** START Items **
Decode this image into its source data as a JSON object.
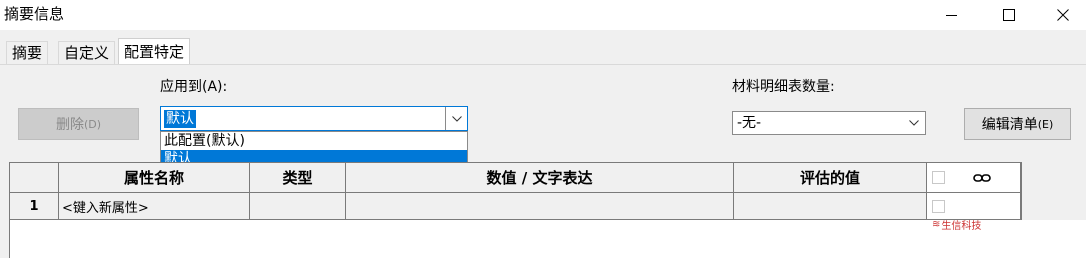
{
  "window": {
    "title": "摘要信息"
  },
  "tabs": [
    "摘要",
    "自定义",
    "配置特定"
  ],
  "apply_to": {
    "label": "应用到(A):",
    "selected": "默认",
    "options": [
      "此配置(默认)",
      "默认"
    ]
  },
  "bom_qty": {
    "label": "材料明细表数量:",
    "value": "-无-"
  },
  "buttons": {
    "delete": "删除",
    "delete_key": "(D)",
    "edit_list": "编辑清单",
    "edit_list_key": "(E)"
  },
  "grid": {
    "headers": [
      "属性名称",
      "类型",
      "数值 / 文字表达",
      "评估的值"
    ],
    "rows": [
      {
        "num": "1",
        "name": "<键入新属性>",
        "type": "",
        "value": "",
        "evaluated": ""
      }
    ]
  },
  "watermark": "生信科技",
  "colors": {
    "accent": "#0078d7",
    "panel": "#f0f0f0"
  }
}
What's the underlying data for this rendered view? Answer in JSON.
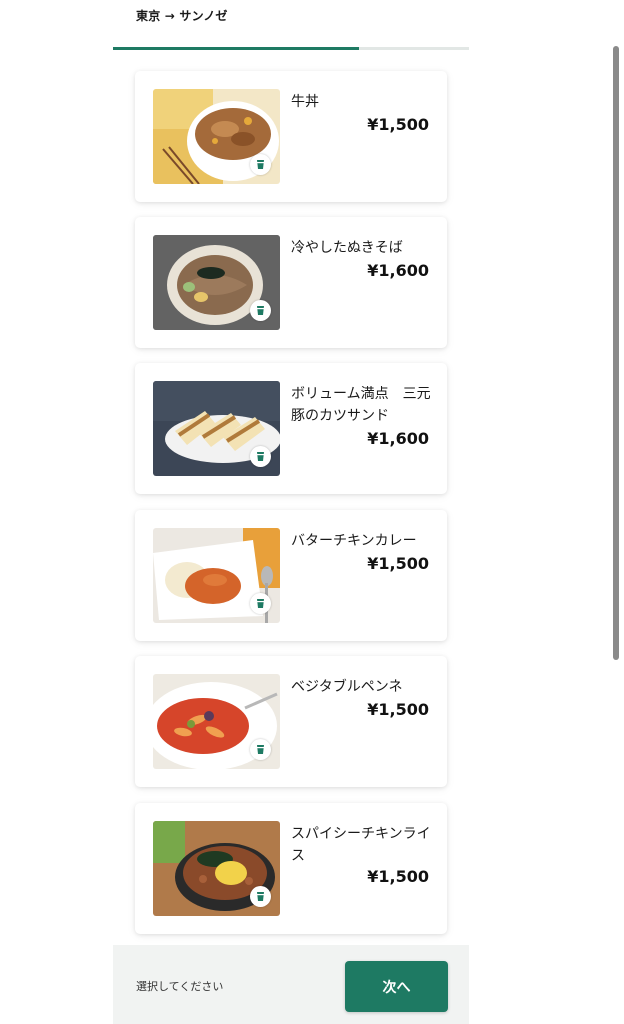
{
  "header": {
    "route": "東京 → サンノゼ",
    "progress": 0.69
  },
  "menu": {
    "items": [
      {
        "name": "牛丼",
        "price": "¥1,500"
      },
      {
        "name": "冷やしたぬきそば",
        "price": "¥1,600"
      },
      {
        "name": "ボリューム満点　三元豚のカツサンド",
        "price": "¥1,600"
      },
      {
        "name": "バターチキンカレー",
        "price": "¥1,500"
      },
      {
        "name": "ベジタブルペンネ",
        "price": "¥1,500"
      },
      {
        "name": "スパイシーチキンライス",
        "price": "¥1,500"
      }
    ]
  },
  "footer": {
    "prompt": "選択してください",
    "next_label": "次へ"
  },
  "colors": {
    "accent": "#1e7a63"
  }
}
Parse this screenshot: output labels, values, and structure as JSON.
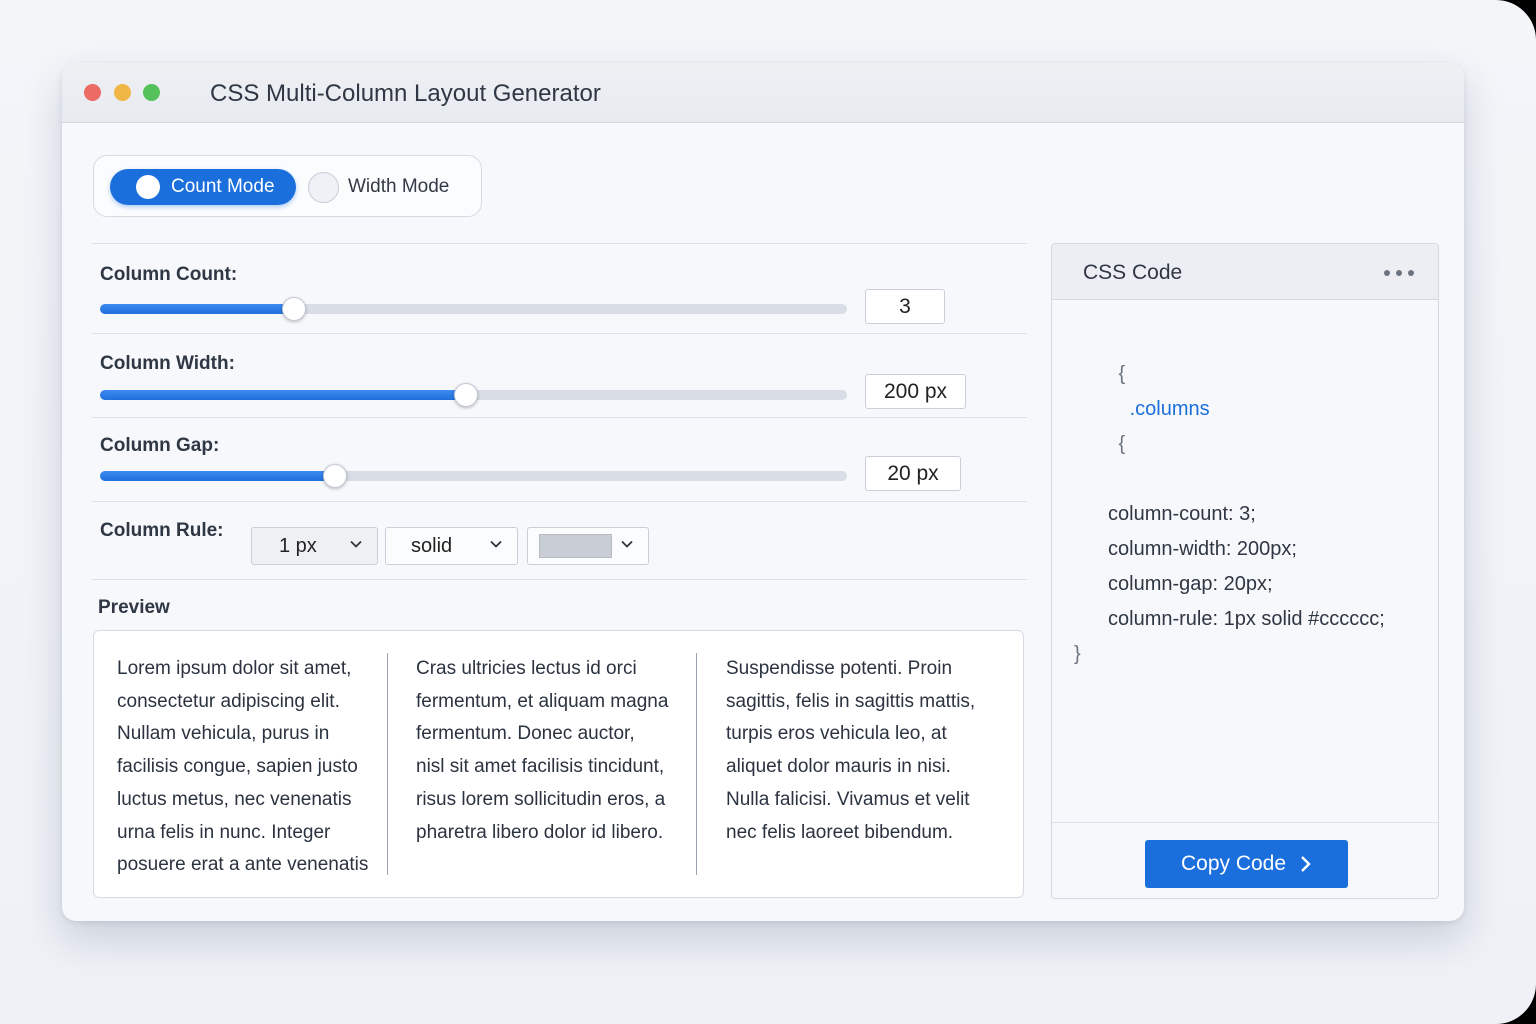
** END Items **
Requirement: Reproduce exactly and only the lines from the line that contains "What's the underlying" to the end of the data above, both ends included. No pictures go in the copy.

Worked answer:
What's the underlying data for this rendered view? Answer in JSON.
{
  "header": {
    "route": "東京 → サンノゼ",
    "progress": 0.69
  },
  "menu": {
    "items": [
      {
        "name": "牛丼",
        "price": "¥1,500"
      },
      {
        "name": "冷やしたぬきそば",
        "price": "¥1,600"
      },
      {
        "name": "ボリューム満点　三元豚のカツサンド",
        "price": "¥1,600"
      },
      {
        "name": "バターチキンカレー",
        "price": "¥1,500"
      },
      {
        "name": "ベジタブルペンネ",
        "price": "¥1,500"
      },
      {
        "name": "スパイシーチキンライス",
        "price": "¥1,500"
      }
    ]
  },
  "footer": {
    "prompt": "選択してください",
    "next_label": "次へ"
  },
  "colors": {
    "accent": "#1e7a63"
  }
}
Parse this screenshot: output labels, values, and structure as JSON.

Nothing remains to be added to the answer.